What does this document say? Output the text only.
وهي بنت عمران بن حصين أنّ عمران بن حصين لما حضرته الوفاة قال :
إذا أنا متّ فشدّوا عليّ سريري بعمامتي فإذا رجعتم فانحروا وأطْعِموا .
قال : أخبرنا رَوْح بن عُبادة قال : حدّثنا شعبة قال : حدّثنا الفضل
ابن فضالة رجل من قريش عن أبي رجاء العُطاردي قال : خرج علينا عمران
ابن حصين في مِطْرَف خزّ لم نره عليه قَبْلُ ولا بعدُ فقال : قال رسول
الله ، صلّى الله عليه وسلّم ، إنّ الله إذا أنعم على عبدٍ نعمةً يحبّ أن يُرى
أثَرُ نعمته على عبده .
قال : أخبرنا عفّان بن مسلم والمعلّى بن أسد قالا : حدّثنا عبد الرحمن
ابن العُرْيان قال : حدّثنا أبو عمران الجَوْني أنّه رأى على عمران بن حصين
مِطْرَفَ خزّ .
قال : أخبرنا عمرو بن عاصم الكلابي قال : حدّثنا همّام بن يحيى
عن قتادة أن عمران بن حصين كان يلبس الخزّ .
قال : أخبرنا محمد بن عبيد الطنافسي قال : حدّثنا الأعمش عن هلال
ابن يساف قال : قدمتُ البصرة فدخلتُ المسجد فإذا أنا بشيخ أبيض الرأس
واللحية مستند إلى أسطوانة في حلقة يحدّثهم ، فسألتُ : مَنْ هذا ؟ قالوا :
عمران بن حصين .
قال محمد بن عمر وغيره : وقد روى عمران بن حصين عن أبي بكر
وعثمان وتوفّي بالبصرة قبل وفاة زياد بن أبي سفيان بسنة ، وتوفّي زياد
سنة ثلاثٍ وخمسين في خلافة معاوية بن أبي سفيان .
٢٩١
= = = = =
> Task prompt
Set down all of the data above, word for word.

> Task output
What does this document say? Output the text only.
وهي بنت عمران بن حصين أنّ عمران بن حصين لما حضرته الوفاة قال :
إذا أنا متّ فشدّوا عليّ سريري بعمامتي فإذا رجعتم فانحروا وأطْعِموا .
قال : أخبرنا رَوْح بن عُبادة قال : حدّثنا شعبة قال : حدّثنا الفضل
ابن فضالة رجل من قريش عن أبي رجاء العُطاردي قال : خرج علينا عمران
ابن حصين في مِطْرَف خزّ لم نره عليه قَبْلُ ولا بعدُ فقال : قال رسول
الله ، صلّى الله عليه وسلّم ، إنّ الله إذا أنعم على عبدٍ نعمةً يحبّ أن يُرى
أثَرُ نعمته على عبده .
قال : أخبرنا عفّان بن مسلم والمعلّى بن أسد قالا : حدّثنا عبد الرحمن
ابن العُرْيان قال : حدّثنا أبو عمران الجَوْني أنّه رأى على عمران بن حصين
مِطْرَفَ خزّ .
قال : أخبرنا عمرو بن عاصم الكلابي قال : حدّثنا همّام بن يحيى
عن قتادة أن عمران بن حصين كان يلبس الخزّ .
قال : أخبرنا محمد بن عبيد الطنافسي قال : حدّثنا الأعمش عن هلال
ابن يساف قال : قدمتُ البصرة فدخلتُ المسجد فإذا أنا بشيخ أبيض الرأس
واللحية مستند إلى أسطوانة في حلقة يحدّثهم ، فسألتُ : مَنْ هذا ؟ قالوا :
عمران بن حصين .
قال محمد بن عمر وغيره : وقد روى عمران بن حصين عن أبي بكر
وعثمان وتوفّي بالبصرة قبل وفاة زياد بن أبي سفيان بسنة ، وتوفّي زياد
سنة ثلاثٍ وخمسين في خلافة معاوية بن أبي سفيان .
٢٩١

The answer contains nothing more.